_TASK BRIEF_
Look through the material below and give the number of lines holding "this", with no other words.

[Stored dataset items]
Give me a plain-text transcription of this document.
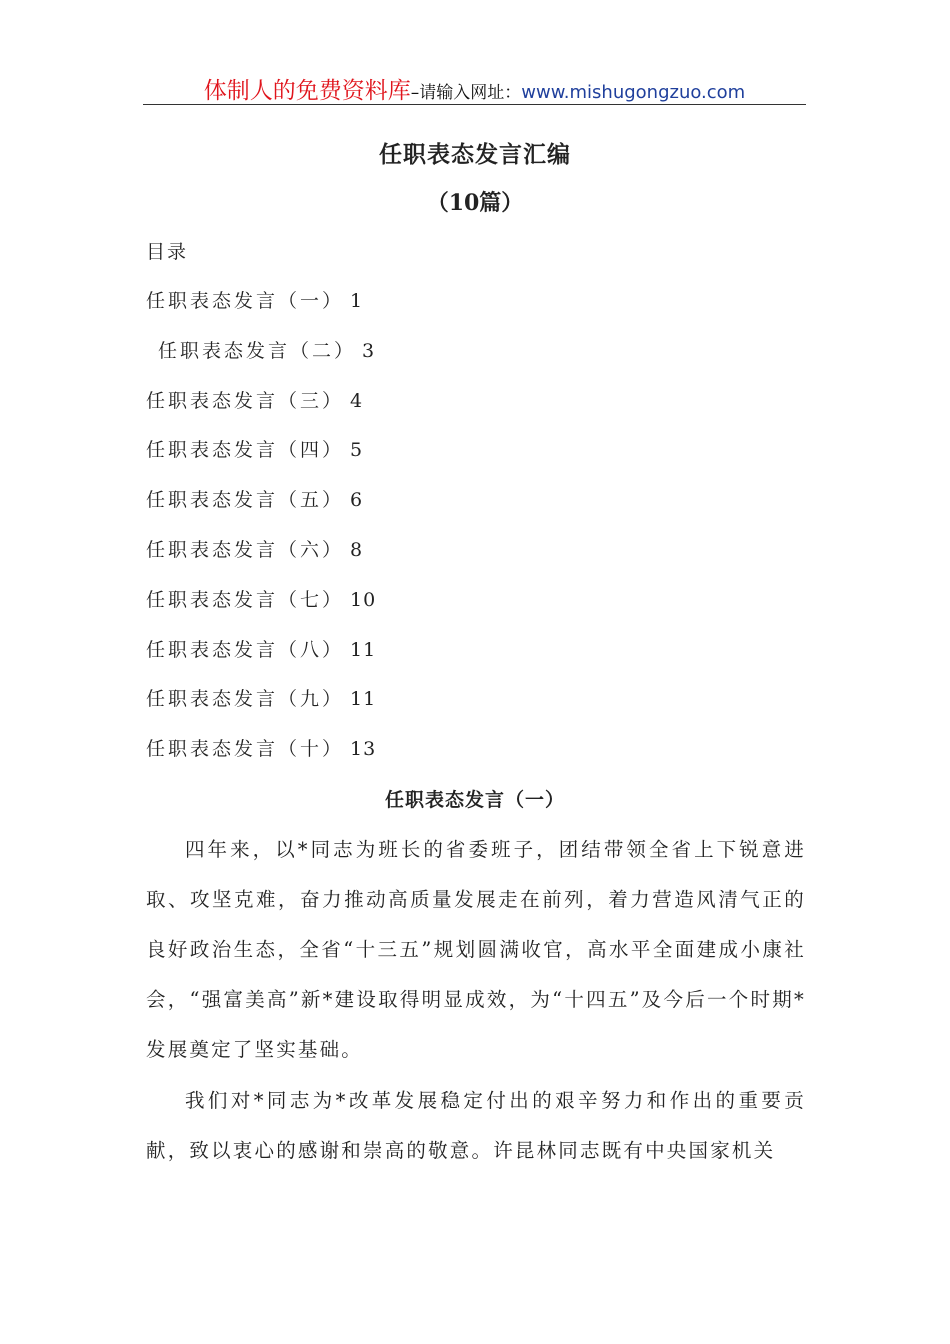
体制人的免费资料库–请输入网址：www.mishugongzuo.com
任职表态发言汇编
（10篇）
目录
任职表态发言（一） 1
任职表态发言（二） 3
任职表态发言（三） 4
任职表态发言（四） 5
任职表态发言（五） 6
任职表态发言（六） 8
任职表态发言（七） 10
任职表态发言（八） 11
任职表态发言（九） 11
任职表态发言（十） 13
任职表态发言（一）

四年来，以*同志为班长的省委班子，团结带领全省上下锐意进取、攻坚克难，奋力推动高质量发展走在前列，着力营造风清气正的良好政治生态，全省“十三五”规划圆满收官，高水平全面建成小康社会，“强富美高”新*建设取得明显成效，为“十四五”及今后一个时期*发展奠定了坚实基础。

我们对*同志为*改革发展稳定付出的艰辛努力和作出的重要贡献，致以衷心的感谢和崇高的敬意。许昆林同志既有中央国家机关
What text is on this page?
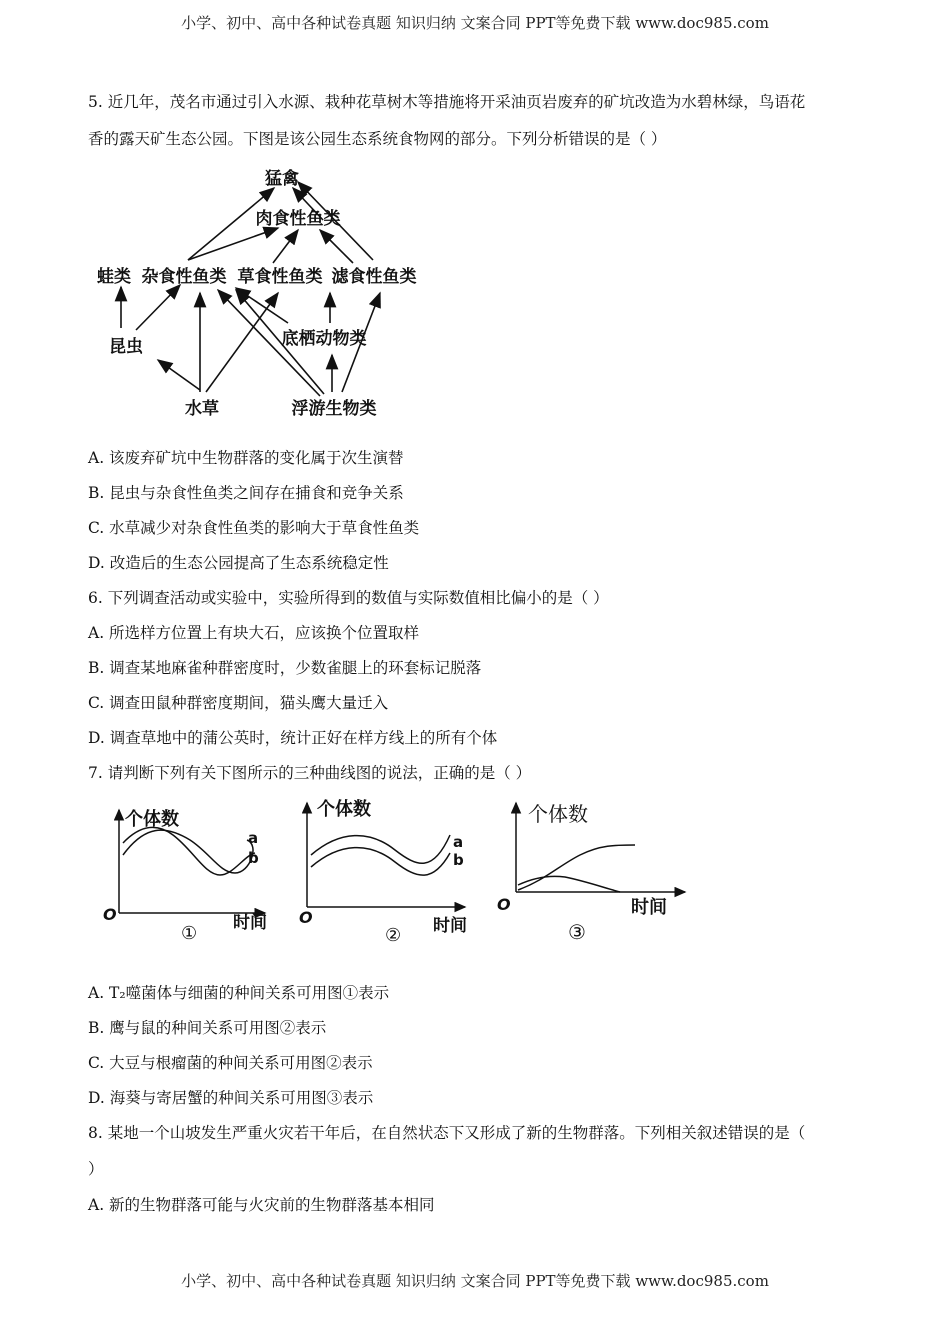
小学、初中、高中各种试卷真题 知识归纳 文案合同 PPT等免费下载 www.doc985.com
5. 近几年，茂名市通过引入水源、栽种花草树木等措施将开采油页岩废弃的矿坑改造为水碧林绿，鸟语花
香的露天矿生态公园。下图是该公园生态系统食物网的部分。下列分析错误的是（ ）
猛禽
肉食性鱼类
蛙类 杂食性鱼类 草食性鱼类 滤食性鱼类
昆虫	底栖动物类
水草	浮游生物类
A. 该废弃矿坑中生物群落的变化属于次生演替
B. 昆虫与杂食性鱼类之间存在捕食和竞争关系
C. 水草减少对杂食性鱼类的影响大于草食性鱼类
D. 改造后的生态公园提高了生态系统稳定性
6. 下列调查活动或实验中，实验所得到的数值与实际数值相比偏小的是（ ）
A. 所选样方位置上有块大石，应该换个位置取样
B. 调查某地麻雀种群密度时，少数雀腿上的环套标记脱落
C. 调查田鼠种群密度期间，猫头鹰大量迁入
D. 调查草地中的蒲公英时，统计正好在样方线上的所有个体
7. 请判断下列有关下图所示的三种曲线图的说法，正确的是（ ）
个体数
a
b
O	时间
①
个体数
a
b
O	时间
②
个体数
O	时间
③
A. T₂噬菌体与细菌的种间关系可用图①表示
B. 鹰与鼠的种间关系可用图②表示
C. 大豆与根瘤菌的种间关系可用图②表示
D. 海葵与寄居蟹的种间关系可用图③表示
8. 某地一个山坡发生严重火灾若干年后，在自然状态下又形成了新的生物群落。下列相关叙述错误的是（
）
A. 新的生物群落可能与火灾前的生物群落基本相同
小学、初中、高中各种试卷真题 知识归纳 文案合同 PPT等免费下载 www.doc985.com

_PROBLEM SOLUTION_
2